Inconformado, o Parquet apresentou suas razões de recorrer (fls. 66/78) onde cindiu suas teses em: impossibilidade de reconhecimento do princípio da insignificância no momento da comunicação do flagrante, sob o pressuposto de que sequer foram colhidas provas suficientes para a aplicabilidade de tal princípio; o trancamento do inquérito policial preveria requisição expressa do Ministério Público, sob pena de afrontar o artigo 129, inciso I, da Constituição Federal.
Ao final, pugnou pelo conhecimento e provimento do apelo, no sentido de reformar a decisão hostilizada.
A recorrida Josimeire Barnabé dos Santos, contra arrazoou o apelo, (fls. 82/89) pugnando pelo não provimento das arguições neste aduzidas.
Vieram os autos a este Tribunal de Justiça (fl. 90)
Nesta instância, a douta Procuradoria Geral de Justiça emitiu parecer de fls. 100/105, onde opinou pelo conhecimento e provimento do recurso.
Por força de substituição, os autos foram conclusos à esta Relatoria. É o relatório.
Segundo a classificação tradicional dos requisitos de admissibilidade dos recursos penais, este preenche os pressupostos objetivos (cabimento, adequação, tempestividade, regularidade procedimental e inexistência de fato impeditivo ou extintivo do poder de recorrer) e subjetivos (interessem em recorrer, - falando alguns em sucumbência -, e, legitimação dos recursos).
Da detida análise dos autos, em confronto com a r. decisão, razões, contrarrazões recursais e parecer da d. Procuradoria de Justiça, tenho que o apelo está a merecer provimento.
Primeiramente, atente-se que este Egrégio Tribunal de Justiça já se posicionou sobre situação semelhante, inclusive em questão advinda do mesmo Juízo e envolvendo tentativa de furto:
CRIMINAL. RECURSO CRIME EX OFFICIO EM HABEAS CORPUS. TENTATIVA DE FURTO SIMPLES. ART. 155, CAPUT, E ART. 14, INC. II, AMBOS DO CÓDIGO PENAL. RELAXAMENTO DA PRISÃO EM FLAGRANTE E CONCESSÃO DO WRIT PARA O TRANCAMENTO DO INQUÉRITO POLICIAL. RECONHECIMENTO DA ATIPICIDADE DA CONDUTA, PELA INCIDÊNCIA DO "PRINCÍPIO DA INSIGNIFICÂNCIA". DECISÃO MOTIVADA TÃO- SOMENTE NA NÃO OFENSIVIDADE AO PATRIMÔNIO DA VÍTIMA FACE AO VALOR DA RES FURTIVA, MAS QUE IGNORA A PERICULOSIDADE SOCIAL DA AÇÃO. INDÍCIOS DE REITERAÇÃO DA CONDUTA EM FACE DA MESMA VÍTIMA E ATESTADA REINCIDÊNCIA DO AGENTE. INSIGNIFICÂNCIA AFASTADA. RETOMADA DO CURSO DO INQUÉRITO POLICIAL. RECURSO PROVIDO, EM REEXAME NECESSÁRIO.

▶ DADOS FORNECIDOS
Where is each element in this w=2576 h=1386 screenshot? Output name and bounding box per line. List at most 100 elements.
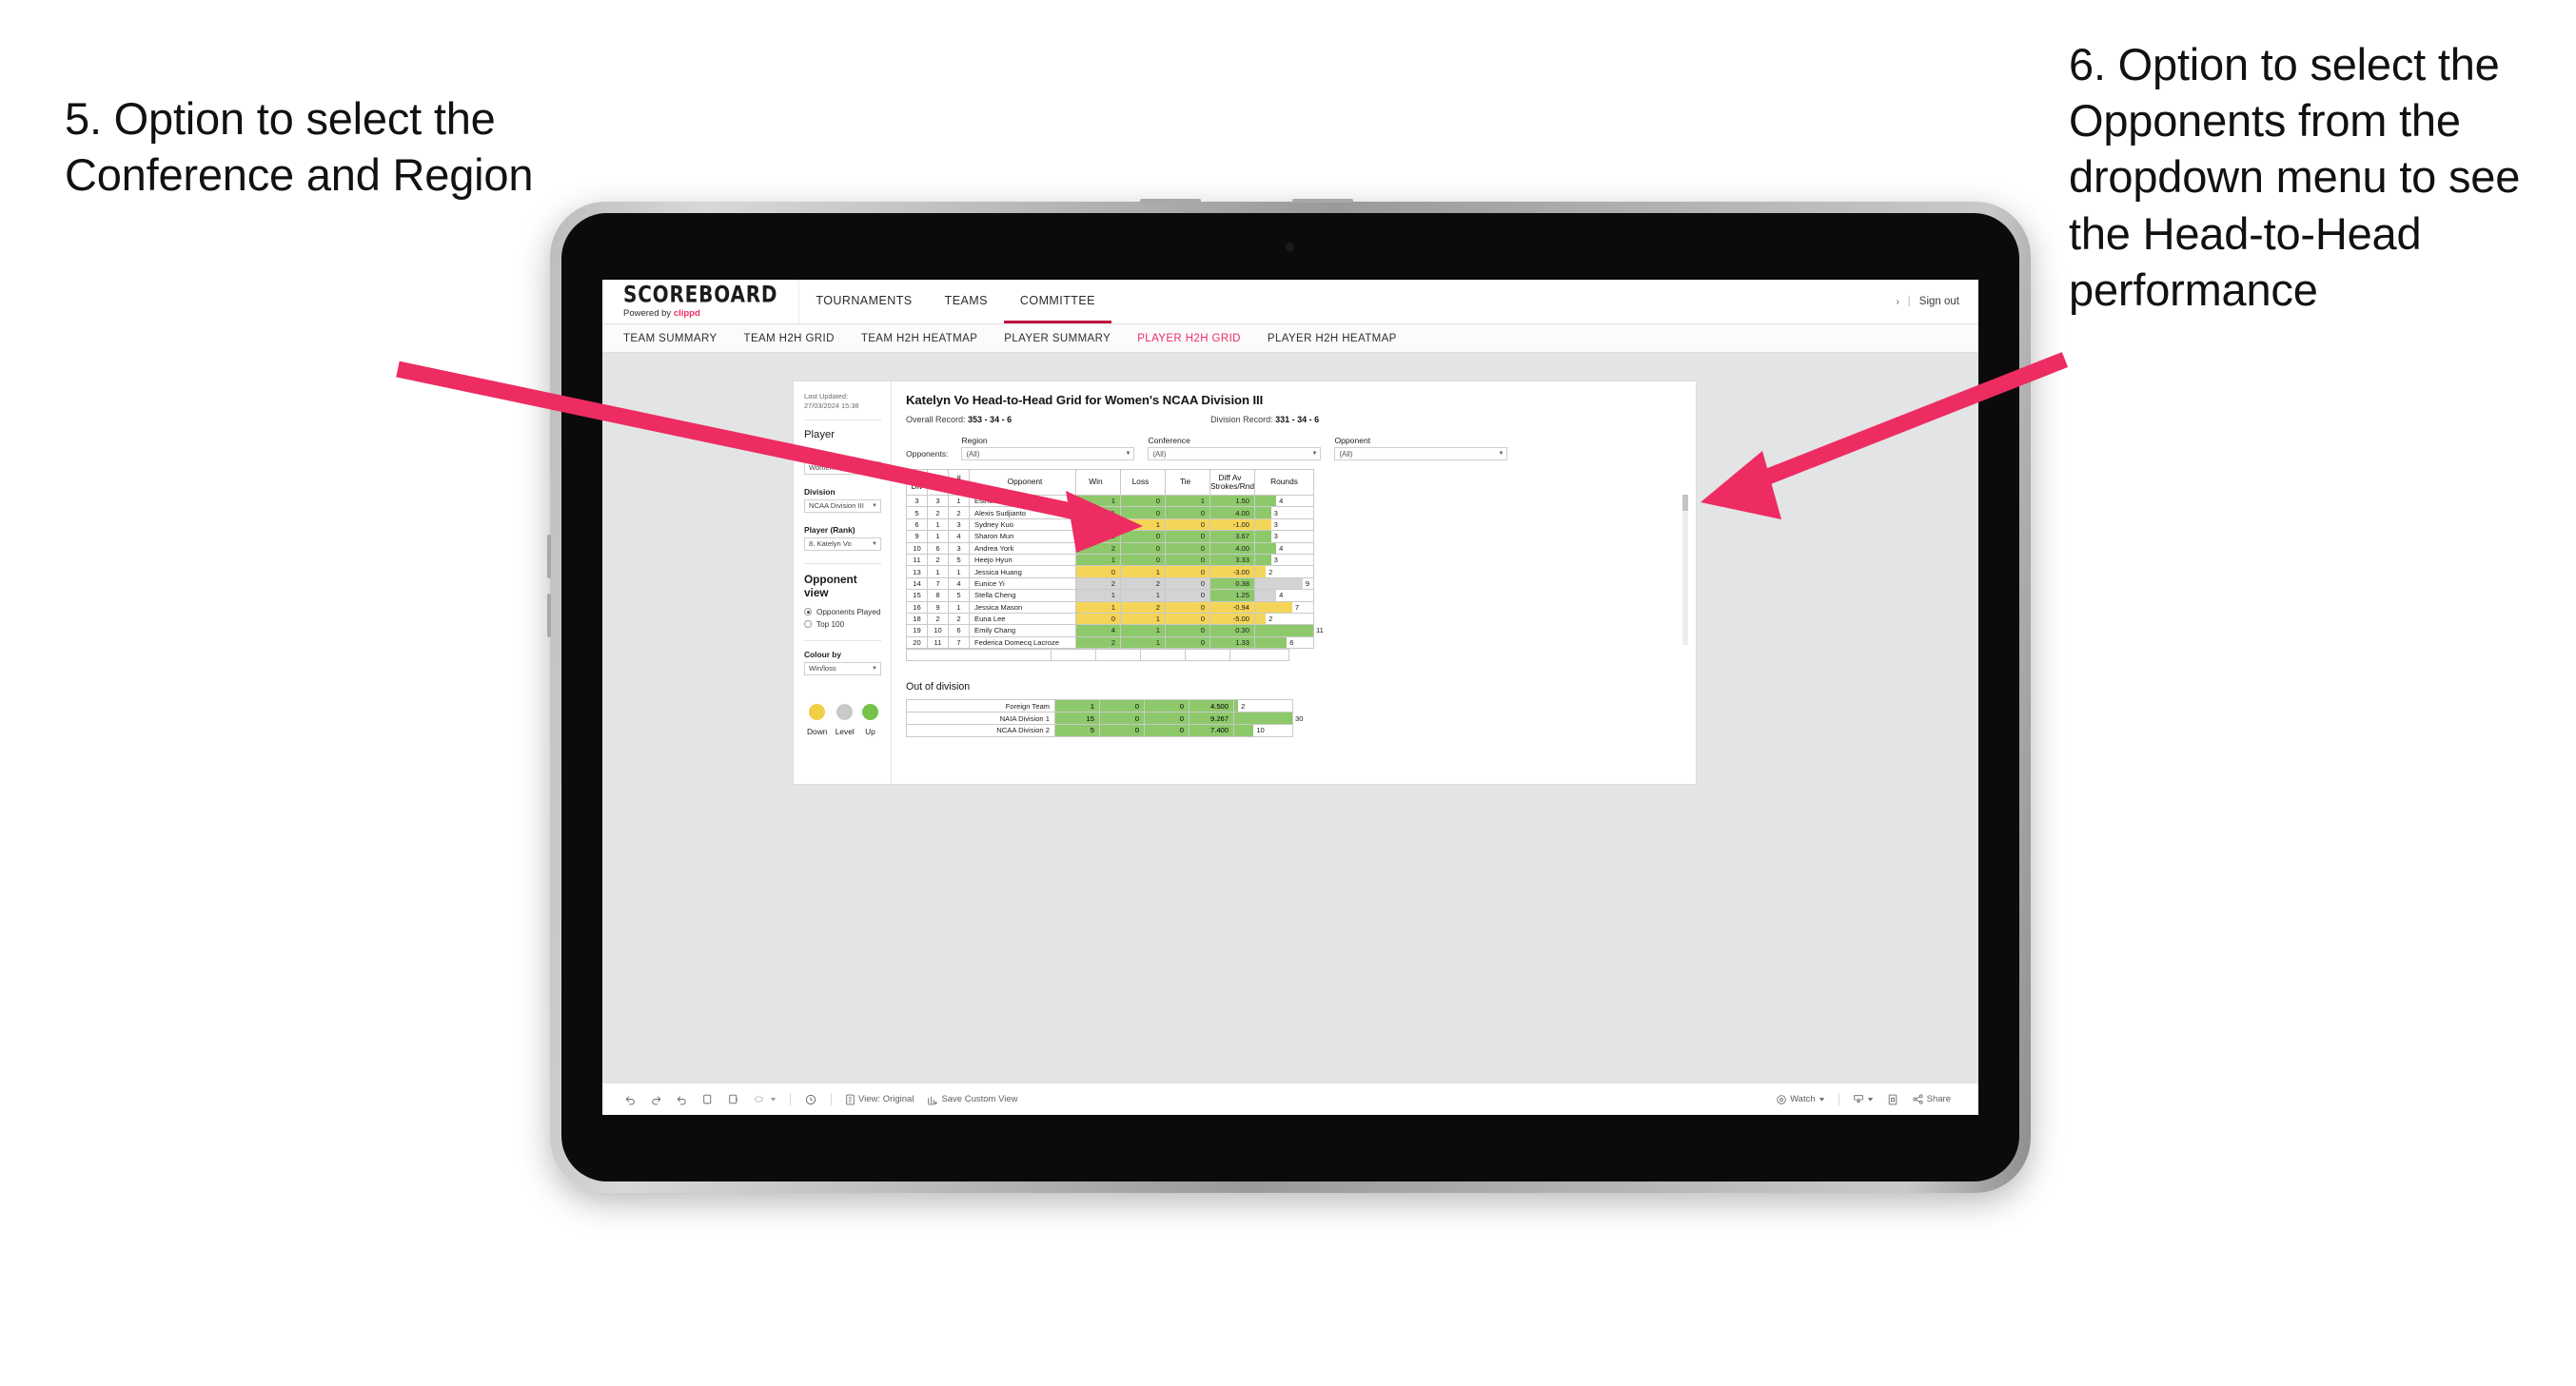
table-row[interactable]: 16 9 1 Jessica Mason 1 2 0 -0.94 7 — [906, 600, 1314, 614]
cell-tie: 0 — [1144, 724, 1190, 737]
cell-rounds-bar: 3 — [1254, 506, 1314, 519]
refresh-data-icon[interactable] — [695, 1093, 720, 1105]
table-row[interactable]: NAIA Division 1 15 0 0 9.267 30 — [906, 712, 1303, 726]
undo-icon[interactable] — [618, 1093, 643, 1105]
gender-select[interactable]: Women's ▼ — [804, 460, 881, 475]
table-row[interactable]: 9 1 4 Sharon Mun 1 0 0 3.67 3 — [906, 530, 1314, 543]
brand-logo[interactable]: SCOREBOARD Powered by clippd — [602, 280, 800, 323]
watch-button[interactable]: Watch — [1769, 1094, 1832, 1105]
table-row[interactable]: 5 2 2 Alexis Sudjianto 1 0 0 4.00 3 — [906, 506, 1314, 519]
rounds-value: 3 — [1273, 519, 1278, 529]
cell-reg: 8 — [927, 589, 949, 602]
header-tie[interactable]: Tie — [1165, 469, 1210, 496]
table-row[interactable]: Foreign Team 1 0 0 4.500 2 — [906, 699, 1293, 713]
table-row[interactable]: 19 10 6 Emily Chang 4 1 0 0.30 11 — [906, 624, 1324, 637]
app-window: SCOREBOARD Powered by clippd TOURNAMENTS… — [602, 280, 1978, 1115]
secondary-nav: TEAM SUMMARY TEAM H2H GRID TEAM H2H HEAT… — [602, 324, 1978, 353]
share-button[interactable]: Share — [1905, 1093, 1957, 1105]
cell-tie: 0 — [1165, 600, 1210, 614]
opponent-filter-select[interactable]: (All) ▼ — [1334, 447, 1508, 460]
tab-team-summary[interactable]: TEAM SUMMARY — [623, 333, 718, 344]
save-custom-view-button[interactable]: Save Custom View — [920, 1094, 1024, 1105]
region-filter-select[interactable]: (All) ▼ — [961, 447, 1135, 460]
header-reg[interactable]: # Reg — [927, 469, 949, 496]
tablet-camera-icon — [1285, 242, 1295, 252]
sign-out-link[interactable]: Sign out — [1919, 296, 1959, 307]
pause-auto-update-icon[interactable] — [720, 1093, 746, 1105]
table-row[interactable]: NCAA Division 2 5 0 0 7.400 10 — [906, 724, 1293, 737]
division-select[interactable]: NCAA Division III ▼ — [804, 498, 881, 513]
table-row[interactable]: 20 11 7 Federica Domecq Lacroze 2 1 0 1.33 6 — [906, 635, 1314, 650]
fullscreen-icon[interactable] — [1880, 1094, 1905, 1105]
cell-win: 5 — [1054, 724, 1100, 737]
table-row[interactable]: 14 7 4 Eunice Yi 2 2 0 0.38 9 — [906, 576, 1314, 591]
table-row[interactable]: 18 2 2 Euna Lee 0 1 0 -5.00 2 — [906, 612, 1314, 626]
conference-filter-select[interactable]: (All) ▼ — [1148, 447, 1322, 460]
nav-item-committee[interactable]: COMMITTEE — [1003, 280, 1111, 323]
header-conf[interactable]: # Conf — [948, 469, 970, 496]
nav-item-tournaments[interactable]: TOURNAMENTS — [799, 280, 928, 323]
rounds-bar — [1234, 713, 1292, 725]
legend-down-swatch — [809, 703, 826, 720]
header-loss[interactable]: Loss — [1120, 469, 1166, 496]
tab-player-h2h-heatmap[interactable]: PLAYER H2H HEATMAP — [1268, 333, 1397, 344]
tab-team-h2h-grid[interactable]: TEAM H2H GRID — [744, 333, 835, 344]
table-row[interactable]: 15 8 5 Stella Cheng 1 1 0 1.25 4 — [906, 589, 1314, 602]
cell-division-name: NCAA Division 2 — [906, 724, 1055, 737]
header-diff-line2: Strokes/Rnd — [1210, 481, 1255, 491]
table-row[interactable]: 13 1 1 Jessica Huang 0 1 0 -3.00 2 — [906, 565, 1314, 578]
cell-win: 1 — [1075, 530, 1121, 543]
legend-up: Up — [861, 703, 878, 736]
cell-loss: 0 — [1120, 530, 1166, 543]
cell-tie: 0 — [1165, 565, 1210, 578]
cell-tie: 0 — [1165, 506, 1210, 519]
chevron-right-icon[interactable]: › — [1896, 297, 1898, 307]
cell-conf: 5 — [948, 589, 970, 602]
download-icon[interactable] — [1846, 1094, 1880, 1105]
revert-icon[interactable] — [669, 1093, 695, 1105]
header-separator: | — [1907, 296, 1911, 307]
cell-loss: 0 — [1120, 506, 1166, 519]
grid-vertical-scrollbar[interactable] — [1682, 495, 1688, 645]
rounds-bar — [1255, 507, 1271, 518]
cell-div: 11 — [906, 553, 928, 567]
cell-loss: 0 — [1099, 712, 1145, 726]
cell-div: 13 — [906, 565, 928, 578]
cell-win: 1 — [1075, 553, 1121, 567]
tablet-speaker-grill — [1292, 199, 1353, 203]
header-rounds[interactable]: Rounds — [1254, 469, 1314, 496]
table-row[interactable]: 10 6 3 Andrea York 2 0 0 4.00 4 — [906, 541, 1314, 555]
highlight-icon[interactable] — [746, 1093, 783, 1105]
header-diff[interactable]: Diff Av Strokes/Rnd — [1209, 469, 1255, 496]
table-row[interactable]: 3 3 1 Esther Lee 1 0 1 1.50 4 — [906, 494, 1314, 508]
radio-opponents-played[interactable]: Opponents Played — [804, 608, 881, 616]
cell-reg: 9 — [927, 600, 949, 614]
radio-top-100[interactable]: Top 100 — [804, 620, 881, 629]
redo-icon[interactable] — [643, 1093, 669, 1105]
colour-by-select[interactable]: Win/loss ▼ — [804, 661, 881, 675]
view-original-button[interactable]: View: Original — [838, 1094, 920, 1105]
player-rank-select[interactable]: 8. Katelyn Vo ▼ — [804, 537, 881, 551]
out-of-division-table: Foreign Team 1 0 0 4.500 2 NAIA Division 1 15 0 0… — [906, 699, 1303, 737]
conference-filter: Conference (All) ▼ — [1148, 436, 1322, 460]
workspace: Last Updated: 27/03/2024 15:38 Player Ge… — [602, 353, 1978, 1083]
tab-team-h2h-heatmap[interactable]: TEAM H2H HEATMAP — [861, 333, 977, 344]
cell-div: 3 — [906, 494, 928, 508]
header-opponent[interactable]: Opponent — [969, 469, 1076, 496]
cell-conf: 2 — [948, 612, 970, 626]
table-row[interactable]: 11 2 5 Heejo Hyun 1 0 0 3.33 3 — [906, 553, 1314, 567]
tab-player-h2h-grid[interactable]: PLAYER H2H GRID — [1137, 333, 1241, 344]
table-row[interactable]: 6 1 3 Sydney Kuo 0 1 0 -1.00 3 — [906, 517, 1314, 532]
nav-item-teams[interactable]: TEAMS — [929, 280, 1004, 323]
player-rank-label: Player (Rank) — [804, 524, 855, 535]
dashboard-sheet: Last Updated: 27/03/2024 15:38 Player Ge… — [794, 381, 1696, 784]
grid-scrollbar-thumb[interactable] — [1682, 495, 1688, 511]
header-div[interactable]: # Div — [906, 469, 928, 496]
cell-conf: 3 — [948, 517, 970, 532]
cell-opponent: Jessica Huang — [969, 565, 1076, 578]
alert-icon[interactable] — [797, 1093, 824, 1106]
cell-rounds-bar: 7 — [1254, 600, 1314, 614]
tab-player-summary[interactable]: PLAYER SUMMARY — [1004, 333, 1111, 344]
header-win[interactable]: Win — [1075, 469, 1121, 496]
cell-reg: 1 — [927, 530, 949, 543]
--
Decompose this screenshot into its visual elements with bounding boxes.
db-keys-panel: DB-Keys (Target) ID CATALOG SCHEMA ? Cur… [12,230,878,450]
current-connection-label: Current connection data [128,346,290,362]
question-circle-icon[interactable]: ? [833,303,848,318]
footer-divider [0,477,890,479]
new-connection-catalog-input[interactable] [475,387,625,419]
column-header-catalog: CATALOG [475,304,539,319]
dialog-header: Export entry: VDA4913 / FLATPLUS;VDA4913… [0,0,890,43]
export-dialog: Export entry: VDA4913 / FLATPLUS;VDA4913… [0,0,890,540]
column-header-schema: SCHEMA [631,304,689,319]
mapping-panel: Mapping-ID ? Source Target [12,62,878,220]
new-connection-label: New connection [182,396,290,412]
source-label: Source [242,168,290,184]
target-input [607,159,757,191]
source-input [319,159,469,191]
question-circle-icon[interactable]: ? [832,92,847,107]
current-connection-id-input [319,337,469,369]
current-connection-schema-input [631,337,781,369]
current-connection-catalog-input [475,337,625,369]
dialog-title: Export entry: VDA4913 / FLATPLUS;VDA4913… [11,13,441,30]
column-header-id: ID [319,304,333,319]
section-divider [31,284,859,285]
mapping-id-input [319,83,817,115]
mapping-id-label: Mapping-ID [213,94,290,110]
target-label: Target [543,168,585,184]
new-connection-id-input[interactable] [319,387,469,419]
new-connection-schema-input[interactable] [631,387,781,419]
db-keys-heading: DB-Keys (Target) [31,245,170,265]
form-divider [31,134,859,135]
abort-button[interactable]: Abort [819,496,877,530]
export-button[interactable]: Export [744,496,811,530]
==
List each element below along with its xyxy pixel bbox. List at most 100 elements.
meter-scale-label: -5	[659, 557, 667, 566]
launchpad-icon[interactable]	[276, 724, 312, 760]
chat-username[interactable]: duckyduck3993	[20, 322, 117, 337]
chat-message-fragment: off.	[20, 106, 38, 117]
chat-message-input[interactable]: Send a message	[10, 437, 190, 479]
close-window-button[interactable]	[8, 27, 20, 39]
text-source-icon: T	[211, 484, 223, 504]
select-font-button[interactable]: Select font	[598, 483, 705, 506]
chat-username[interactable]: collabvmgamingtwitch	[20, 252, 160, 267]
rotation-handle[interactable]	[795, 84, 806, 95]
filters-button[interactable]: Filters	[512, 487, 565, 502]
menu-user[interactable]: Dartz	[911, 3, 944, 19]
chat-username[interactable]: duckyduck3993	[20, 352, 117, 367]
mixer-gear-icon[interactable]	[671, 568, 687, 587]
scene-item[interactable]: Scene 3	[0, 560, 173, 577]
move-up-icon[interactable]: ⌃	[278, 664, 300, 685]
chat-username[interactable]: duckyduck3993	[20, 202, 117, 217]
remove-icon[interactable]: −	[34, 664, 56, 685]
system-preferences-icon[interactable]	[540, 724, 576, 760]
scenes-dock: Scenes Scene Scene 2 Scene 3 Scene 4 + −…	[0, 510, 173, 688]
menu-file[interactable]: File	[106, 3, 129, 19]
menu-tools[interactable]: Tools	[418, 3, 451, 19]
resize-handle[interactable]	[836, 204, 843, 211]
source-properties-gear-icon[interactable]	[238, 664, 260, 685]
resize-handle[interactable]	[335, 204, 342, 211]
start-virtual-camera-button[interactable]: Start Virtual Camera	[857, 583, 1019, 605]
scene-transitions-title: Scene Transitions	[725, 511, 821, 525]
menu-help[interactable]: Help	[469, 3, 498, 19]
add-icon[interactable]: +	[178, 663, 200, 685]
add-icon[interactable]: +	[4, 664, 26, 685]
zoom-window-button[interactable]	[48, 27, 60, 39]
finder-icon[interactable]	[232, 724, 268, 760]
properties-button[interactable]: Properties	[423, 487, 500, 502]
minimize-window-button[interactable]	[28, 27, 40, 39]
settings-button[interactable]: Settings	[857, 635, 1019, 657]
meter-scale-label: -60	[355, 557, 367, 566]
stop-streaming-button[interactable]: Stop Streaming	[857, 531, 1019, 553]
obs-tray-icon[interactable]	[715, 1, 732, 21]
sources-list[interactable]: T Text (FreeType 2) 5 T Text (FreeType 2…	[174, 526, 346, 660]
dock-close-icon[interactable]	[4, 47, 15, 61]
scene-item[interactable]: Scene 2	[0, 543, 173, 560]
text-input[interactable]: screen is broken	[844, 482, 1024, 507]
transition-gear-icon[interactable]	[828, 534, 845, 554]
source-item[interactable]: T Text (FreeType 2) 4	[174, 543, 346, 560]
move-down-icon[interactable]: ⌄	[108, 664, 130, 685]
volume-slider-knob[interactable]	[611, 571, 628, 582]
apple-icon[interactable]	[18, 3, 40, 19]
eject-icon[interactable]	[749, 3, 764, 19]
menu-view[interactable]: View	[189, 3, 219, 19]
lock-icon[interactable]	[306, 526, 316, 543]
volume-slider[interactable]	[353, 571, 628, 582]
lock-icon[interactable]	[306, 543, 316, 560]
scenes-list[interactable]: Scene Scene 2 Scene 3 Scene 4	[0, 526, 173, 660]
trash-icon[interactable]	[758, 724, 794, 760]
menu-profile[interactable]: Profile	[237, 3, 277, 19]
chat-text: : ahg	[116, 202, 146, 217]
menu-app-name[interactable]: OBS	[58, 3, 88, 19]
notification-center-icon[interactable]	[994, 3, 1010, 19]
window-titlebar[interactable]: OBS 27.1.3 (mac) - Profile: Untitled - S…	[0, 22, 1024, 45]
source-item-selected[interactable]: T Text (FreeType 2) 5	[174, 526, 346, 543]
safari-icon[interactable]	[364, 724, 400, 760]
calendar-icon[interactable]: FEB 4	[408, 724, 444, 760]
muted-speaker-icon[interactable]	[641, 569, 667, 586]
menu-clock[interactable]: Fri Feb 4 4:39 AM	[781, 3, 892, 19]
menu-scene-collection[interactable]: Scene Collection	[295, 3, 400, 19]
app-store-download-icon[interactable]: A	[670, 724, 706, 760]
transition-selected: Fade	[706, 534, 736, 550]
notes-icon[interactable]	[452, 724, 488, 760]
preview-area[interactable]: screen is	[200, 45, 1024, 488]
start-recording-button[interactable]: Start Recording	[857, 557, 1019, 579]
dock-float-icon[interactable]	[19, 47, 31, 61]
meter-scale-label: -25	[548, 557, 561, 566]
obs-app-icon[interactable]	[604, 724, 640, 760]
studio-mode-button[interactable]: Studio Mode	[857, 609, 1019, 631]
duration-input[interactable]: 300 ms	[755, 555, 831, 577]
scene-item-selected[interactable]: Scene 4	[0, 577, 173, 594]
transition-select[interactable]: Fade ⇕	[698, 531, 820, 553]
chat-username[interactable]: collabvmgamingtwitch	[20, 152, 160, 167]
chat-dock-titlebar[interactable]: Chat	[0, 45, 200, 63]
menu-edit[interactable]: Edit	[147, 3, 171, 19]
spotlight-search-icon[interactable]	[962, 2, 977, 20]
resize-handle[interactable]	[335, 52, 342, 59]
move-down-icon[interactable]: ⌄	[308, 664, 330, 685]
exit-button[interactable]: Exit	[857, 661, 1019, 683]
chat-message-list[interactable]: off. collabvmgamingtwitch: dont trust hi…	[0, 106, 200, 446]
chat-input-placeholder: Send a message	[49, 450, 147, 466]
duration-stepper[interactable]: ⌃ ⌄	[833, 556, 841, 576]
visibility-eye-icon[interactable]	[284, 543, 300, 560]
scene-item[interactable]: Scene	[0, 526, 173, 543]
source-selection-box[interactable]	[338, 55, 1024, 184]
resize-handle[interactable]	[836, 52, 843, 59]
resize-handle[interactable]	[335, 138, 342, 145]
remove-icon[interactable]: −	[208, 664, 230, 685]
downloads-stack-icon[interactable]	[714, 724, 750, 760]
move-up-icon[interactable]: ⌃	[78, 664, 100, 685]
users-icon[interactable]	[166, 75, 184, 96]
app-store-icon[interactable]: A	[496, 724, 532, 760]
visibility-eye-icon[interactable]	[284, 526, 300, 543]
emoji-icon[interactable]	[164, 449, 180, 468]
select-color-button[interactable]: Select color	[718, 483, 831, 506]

▶ TAREFAS
**1)** Segundo o texto, qual foi a opinião da Procuradoria Geral de Justiça sobre o recurso?
**2)** Atualize o trecho do texto que vai de "Ao final, pugnou" até "Justiça (fl. 90)", inclusive, substituindo "apelo" por "recurso".

▶ RESPOSTAS
**1)** Opinou pelo conhecimento e provimento do recurso.

**2)**
Ao final, pugnou pelo conhecimento e provimento do recurso, no sentido de reformar a decisão hostilizada.
A recorrida Josimeire Barnabé dos Santos, contra arrazoou o recurso, (fls. 82/89) pugnando pelo não provimento das arguições neste aduzidas.
Vieram os autos a este Tribunal de Justiça (fl. 90)